··· Given entries ···

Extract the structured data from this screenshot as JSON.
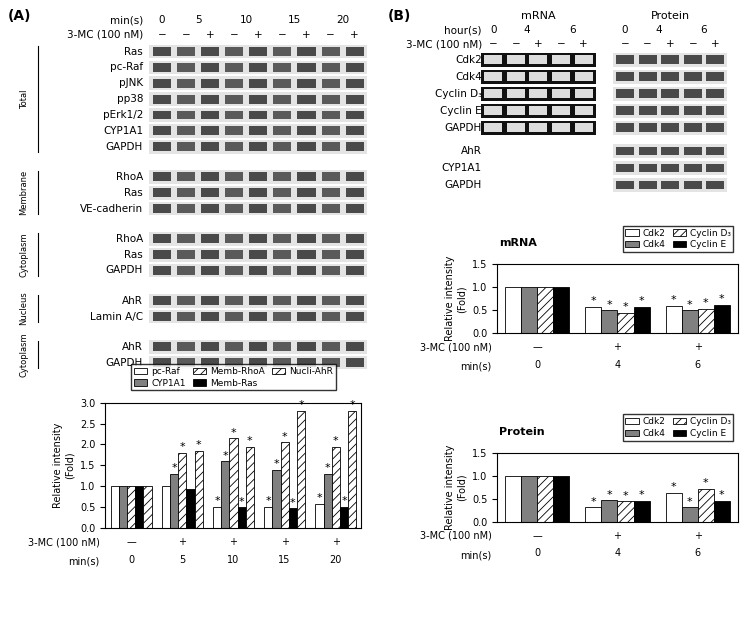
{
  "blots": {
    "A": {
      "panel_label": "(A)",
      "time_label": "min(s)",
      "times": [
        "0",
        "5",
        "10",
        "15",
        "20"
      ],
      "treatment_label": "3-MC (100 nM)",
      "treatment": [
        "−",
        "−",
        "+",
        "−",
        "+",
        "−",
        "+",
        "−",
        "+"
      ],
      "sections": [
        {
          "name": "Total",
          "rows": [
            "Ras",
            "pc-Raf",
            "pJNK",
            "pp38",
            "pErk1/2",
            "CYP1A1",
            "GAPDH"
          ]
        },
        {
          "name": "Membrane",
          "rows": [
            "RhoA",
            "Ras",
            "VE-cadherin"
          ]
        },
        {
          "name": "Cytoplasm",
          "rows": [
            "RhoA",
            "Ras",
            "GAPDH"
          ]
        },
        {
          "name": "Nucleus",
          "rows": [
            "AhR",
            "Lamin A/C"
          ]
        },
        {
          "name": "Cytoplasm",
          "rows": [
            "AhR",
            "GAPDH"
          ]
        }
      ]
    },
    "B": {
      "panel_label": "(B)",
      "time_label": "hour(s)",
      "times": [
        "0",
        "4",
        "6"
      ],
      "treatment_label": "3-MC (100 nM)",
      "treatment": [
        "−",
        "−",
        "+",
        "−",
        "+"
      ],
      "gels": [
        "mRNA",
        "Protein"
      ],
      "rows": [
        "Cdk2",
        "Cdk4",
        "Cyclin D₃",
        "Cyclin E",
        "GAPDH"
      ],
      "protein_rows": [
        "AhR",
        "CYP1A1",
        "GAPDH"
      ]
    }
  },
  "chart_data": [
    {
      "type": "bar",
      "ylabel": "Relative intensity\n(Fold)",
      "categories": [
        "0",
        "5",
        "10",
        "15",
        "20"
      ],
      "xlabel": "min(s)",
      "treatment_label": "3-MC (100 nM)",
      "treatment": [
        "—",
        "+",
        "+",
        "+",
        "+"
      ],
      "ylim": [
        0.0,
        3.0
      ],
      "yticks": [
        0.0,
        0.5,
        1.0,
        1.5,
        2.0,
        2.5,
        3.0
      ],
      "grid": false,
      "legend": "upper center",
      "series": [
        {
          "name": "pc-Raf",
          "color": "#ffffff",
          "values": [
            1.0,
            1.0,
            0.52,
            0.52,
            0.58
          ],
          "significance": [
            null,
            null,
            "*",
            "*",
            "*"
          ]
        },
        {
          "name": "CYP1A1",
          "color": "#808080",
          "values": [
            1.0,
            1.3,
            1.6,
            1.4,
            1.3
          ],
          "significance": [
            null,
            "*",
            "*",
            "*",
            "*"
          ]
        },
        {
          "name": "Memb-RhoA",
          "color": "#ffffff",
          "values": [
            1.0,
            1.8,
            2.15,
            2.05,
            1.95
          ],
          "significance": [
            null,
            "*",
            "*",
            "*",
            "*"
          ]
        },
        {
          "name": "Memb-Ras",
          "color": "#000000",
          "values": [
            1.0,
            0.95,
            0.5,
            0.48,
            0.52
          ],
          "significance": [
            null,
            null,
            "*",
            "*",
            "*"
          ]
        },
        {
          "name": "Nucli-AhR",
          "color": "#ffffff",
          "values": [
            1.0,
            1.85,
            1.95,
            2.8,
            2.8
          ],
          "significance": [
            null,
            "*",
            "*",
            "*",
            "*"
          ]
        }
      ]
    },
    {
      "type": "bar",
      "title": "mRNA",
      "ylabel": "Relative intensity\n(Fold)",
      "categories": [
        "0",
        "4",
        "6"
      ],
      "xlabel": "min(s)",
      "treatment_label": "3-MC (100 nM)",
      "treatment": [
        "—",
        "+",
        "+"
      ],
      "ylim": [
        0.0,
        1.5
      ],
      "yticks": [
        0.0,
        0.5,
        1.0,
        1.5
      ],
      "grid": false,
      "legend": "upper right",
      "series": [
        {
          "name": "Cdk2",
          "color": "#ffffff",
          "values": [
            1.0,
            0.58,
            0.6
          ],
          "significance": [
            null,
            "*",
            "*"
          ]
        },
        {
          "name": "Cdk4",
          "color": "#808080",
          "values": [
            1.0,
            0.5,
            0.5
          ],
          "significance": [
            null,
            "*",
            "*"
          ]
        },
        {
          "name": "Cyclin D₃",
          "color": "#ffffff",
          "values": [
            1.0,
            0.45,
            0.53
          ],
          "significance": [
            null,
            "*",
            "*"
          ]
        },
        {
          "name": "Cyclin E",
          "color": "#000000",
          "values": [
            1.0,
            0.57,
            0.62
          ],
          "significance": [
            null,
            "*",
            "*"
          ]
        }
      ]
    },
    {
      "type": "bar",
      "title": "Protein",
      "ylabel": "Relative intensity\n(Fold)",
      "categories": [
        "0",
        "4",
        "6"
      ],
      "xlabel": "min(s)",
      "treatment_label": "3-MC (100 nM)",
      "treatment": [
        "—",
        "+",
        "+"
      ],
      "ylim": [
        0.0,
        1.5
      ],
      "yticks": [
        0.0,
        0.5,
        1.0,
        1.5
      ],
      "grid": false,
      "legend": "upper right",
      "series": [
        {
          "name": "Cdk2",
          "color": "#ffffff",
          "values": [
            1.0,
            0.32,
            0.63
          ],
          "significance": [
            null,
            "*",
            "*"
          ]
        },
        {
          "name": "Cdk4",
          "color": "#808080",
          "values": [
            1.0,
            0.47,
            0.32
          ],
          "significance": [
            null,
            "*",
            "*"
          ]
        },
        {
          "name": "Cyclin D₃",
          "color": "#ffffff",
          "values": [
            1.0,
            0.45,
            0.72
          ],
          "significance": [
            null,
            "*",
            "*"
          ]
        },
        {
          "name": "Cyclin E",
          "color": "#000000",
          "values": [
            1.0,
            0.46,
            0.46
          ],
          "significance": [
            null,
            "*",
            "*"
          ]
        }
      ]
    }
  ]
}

···
··· Given entries ···

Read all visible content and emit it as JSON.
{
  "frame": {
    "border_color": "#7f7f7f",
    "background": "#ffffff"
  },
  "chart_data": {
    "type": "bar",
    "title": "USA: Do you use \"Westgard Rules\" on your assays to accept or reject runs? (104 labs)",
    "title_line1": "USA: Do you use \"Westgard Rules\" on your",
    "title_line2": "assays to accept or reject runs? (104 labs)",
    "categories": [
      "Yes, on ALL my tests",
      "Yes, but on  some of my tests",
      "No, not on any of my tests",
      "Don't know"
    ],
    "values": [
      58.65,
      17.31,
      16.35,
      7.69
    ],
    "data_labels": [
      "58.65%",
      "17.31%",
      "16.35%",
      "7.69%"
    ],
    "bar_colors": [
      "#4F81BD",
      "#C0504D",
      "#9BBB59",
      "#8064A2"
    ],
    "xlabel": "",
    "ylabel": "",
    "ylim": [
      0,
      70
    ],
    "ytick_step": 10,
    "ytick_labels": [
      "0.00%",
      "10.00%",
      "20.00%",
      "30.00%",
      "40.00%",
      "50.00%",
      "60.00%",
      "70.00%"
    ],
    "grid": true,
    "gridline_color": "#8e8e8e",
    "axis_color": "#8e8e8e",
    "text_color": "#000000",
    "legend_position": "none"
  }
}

···

Prompt
Within the data, how many lines hold the word "reject"? State the number alone.

Result of this exercise
2